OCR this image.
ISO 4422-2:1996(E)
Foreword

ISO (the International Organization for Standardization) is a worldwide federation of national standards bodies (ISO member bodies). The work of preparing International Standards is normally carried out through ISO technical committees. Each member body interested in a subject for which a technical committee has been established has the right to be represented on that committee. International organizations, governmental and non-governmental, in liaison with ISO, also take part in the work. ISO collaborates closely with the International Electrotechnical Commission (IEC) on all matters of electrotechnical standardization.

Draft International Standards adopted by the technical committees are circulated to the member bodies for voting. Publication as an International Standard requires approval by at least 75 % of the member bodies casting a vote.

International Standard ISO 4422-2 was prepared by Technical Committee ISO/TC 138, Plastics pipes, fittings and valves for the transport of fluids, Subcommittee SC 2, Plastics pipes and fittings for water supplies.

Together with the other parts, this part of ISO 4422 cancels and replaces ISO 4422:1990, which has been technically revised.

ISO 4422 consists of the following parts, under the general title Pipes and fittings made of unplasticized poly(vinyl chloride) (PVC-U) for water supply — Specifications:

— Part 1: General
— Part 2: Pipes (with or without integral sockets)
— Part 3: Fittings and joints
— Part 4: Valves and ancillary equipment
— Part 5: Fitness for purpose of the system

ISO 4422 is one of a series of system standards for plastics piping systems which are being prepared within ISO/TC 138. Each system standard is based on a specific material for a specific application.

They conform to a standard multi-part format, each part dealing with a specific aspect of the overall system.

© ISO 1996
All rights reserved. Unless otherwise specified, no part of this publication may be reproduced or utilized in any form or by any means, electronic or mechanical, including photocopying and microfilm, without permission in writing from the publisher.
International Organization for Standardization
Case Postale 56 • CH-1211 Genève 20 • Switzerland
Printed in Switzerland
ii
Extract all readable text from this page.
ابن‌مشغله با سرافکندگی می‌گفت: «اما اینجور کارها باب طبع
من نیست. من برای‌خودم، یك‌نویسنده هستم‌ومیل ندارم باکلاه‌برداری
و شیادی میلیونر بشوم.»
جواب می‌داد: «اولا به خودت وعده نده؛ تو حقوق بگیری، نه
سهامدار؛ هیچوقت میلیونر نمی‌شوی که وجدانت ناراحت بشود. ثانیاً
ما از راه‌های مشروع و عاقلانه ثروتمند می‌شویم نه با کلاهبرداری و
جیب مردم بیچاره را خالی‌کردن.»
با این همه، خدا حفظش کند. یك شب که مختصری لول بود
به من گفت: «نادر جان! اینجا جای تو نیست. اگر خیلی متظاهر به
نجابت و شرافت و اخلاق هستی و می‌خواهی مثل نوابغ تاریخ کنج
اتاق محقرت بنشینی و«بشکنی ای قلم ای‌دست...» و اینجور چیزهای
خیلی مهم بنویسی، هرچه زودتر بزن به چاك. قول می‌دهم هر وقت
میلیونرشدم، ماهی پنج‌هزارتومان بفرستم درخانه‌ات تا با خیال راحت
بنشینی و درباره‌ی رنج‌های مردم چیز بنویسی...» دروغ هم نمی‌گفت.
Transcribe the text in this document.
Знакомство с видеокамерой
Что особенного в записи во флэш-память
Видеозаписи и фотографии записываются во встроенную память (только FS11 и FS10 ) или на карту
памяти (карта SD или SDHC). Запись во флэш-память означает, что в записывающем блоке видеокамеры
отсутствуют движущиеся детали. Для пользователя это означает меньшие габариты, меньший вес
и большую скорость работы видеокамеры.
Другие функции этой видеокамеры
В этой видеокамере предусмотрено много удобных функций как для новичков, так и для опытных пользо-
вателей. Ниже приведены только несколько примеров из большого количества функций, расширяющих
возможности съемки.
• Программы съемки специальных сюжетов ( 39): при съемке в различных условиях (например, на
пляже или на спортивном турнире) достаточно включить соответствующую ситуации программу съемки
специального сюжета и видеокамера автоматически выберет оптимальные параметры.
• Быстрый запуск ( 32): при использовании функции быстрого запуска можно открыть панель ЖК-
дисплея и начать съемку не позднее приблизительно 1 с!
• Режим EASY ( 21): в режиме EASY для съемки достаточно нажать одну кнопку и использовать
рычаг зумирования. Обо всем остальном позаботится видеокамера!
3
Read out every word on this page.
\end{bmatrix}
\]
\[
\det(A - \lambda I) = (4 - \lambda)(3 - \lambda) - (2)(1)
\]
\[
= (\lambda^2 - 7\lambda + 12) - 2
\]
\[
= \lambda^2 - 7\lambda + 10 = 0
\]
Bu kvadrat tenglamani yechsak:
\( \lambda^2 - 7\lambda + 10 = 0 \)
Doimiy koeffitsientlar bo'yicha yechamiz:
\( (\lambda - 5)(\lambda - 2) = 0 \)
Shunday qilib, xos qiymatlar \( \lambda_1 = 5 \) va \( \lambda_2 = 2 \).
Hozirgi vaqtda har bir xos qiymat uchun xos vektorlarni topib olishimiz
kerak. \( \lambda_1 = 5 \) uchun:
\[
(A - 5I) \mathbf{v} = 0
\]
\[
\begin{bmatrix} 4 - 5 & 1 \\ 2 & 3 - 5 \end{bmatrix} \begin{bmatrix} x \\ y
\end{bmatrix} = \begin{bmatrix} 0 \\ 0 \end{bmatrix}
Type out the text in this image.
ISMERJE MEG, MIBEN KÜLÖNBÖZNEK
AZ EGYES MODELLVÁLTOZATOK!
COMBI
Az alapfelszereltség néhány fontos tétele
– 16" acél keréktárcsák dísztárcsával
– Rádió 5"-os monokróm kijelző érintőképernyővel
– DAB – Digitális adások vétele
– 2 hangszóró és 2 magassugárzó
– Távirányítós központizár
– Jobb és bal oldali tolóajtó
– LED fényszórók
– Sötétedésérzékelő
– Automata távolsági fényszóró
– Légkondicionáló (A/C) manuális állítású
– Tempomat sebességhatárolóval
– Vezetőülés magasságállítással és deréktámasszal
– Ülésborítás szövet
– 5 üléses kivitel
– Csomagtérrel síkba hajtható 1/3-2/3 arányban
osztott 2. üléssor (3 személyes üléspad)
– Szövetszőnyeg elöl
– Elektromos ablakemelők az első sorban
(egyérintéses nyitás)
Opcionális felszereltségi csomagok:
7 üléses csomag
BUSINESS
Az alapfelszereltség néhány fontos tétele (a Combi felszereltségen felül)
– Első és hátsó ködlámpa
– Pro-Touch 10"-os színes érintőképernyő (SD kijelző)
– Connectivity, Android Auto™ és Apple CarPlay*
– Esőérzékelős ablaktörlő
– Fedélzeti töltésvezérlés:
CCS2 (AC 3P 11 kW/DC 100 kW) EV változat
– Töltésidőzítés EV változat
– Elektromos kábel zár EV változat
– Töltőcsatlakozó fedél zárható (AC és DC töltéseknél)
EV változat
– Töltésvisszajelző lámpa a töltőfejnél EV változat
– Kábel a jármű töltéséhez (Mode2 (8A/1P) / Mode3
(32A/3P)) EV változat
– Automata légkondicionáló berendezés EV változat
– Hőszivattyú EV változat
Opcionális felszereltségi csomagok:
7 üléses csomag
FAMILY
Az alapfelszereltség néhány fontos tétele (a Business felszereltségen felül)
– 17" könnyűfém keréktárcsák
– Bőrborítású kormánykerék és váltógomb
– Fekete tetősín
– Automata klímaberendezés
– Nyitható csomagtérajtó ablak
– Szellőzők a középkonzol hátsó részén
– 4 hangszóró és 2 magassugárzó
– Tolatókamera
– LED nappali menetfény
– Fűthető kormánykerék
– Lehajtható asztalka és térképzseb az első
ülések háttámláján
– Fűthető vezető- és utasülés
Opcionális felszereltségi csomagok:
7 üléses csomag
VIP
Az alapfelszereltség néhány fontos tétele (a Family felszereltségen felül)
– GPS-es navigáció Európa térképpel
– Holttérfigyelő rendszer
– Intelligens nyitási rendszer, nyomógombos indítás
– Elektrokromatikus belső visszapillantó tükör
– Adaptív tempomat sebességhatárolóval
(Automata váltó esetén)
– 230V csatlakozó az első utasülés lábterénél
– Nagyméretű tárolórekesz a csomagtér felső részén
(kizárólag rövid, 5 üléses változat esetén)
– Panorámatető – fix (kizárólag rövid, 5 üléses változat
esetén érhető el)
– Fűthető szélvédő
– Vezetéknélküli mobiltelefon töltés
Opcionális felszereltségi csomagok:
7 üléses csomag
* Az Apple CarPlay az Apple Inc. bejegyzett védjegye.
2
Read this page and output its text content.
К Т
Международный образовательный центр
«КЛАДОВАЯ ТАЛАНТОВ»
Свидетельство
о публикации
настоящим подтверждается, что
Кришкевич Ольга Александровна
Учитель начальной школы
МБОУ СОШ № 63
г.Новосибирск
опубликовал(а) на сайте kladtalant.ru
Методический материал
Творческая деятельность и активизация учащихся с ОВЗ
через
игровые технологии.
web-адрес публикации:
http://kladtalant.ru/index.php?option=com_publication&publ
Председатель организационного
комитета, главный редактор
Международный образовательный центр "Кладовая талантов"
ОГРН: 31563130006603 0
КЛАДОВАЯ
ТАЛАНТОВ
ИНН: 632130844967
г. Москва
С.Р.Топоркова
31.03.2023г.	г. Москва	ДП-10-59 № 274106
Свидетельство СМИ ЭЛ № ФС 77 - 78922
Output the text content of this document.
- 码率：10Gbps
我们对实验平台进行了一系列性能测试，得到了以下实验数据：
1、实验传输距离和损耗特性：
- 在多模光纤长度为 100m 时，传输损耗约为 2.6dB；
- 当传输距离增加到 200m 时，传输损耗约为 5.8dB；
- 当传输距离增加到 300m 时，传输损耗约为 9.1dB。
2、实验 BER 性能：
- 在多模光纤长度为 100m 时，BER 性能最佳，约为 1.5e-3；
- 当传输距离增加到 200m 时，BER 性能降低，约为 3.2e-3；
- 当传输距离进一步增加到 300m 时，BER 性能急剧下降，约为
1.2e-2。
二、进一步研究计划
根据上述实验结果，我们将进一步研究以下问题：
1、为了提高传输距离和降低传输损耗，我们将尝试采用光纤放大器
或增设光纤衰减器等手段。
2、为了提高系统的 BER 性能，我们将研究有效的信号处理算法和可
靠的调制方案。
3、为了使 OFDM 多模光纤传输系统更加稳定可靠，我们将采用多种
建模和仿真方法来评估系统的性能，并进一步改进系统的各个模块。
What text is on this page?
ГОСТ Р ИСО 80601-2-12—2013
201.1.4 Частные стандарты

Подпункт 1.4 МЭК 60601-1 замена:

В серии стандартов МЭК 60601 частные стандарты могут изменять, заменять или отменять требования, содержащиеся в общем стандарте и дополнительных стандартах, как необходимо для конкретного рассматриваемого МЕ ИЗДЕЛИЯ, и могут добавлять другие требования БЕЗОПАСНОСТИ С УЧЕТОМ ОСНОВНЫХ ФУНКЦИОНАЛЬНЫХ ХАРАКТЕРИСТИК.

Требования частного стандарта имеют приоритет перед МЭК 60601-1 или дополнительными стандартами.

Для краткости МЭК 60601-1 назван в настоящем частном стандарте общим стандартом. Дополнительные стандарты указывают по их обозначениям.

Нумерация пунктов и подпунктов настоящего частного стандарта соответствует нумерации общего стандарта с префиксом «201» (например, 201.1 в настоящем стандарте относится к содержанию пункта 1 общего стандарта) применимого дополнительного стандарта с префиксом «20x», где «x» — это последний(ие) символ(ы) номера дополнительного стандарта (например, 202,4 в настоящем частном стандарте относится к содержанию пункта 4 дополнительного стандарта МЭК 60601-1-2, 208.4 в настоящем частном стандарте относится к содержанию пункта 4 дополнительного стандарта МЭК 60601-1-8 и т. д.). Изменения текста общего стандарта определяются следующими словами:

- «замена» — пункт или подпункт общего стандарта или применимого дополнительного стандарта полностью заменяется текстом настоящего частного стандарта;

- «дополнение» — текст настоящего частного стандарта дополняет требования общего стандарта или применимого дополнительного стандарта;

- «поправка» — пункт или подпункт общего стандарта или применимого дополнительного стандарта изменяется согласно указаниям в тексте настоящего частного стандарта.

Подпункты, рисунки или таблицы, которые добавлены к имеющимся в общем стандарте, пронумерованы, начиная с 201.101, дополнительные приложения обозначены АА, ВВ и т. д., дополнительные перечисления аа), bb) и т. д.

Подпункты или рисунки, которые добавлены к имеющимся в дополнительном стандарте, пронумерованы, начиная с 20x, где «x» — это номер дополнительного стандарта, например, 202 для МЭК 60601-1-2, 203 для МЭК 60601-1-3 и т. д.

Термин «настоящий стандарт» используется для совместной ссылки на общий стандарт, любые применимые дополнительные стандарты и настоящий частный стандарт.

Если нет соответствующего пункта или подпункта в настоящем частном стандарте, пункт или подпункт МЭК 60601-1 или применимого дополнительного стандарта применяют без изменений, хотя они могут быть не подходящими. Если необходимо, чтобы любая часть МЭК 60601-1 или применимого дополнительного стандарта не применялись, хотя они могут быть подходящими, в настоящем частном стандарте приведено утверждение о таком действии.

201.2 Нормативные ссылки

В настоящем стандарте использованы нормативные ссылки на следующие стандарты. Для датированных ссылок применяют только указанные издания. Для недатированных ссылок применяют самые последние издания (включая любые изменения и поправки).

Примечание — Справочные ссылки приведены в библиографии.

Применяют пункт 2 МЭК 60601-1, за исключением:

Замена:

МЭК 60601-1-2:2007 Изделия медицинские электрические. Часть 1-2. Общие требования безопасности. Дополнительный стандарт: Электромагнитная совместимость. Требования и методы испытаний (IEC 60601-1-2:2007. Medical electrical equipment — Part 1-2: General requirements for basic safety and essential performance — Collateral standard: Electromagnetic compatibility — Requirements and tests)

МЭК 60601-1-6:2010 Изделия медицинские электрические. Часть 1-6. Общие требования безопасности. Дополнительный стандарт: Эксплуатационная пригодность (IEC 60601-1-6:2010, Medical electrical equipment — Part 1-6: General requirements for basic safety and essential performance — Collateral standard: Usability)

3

-------

## TASK BRIEF:
Tell how many lines of the material above hold "uchun", answering with a bare number.

## EXERCISE ANSWER:
2